• EXERCISE TASK: Repeat exactly the lines of the listing from the line containing "Read all visible content and emit it as JSON." through its last line, and nothing beyond them.

• THE RECORDS:
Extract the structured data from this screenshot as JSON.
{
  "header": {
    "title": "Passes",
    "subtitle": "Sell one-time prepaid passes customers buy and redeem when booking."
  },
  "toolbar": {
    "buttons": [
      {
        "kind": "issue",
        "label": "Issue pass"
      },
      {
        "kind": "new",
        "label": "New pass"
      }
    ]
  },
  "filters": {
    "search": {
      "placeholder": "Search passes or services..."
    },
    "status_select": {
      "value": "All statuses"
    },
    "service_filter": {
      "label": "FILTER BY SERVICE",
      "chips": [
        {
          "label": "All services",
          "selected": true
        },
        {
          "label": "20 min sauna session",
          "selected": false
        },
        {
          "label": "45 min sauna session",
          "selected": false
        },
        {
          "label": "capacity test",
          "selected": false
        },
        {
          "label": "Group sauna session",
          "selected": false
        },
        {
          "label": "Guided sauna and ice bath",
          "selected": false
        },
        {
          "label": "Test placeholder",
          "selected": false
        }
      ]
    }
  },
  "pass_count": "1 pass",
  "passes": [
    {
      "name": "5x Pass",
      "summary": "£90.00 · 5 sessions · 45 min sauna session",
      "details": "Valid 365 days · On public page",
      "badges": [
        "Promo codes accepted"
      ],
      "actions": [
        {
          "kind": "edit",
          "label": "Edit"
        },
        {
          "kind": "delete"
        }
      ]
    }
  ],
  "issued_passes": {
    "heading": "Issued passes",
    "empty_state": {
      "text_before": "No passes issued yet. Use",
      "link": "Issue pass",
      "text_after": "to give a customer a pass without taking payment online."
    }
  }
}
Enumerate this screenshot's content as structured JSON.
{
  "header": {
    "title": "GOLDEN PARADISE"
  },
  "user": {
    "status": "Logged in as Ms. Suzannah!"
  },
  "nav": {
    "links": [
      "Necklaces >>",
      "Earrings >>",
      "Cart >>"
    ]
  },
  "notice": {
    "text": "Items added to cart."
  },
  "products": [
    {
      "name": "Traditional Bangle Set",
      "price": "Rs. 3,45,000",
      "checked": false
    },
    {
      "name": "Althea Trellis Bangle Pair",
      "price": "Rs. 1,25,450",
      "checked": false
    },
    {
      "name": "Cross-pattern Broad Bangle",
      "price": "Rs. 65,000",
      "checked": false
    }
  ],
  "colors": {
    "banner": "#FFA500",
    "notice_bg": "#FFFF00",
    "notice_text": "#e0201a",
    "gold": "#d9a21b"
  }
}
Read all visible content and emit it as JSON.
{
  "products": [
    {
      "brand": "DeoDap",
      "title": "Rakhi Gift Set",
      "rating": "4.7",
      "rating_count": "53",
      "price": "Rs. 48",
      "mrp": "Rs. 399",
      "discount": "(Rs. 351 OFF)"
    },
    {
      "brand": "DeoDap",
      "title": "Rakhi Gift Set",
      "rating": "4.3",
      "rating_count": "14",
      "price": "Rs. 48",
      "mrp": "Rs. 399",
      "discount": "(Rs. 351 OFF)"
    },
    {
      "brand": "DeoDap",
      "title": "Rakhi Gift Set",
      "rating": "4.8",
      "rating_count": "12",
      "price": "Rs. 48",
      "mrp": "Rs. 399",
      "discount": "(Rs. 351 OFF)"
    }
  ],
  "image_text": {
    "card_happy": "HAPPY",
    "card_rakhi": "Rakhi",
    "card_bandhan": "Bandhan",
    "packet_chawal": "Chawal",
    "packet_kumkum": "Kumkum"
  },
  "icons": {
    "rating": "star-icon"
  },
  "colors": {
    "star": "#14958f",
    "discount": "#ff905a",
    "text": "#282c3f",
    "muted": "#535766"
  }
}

• OUTPUT OF THE EXERCISE:
Read all visible content and emit it as JSON.
{
  "products": [
    {
      "brand": "DeoDap",
      "title": "Rakhi Gift Set",
      "rating": "4.7",
      "rating_count": "53",
      "price": "Rs. 48",
      "mrp": "Rs. 399",
      "discount": "(Rs. 351 OFF)"
    },
    {
      "brand": "DeoDap",
      "title": "Rakhi Gift Set",
      "rating": "4.3",
      "rating_count": "14",
      "price": "Rs. 48",
      "mrp": "Rs. 399",
      "discount": "(Rs. 351 OFF)"
    },
    {
      "brand": "DeoDap",
      "title": "Rakhi Gift Set",
      "rating": "4.8",
      "rating_count": "12",
      "price": "Rs. 48",
      "mrp": "Rs. 399",
      "discount": "(Rs. 351 OFF)"
    }
  ],
  "image_text": {
    "card_happy": "HAPPY",
    "card_rakhi": "Rakhi",
    "card_bandhan": "Bandhan",
    "packet_chawal": "Chawal",
    "packet_kumkum": "Kumkum"
  },
  "icons": {
    "rating": "star-icon"
  },
  "colors": {
    "star": "#14958f",
    "discount": "#ff905a",
    "text": "#282c3f",
    "muted": "#535766"
  }
}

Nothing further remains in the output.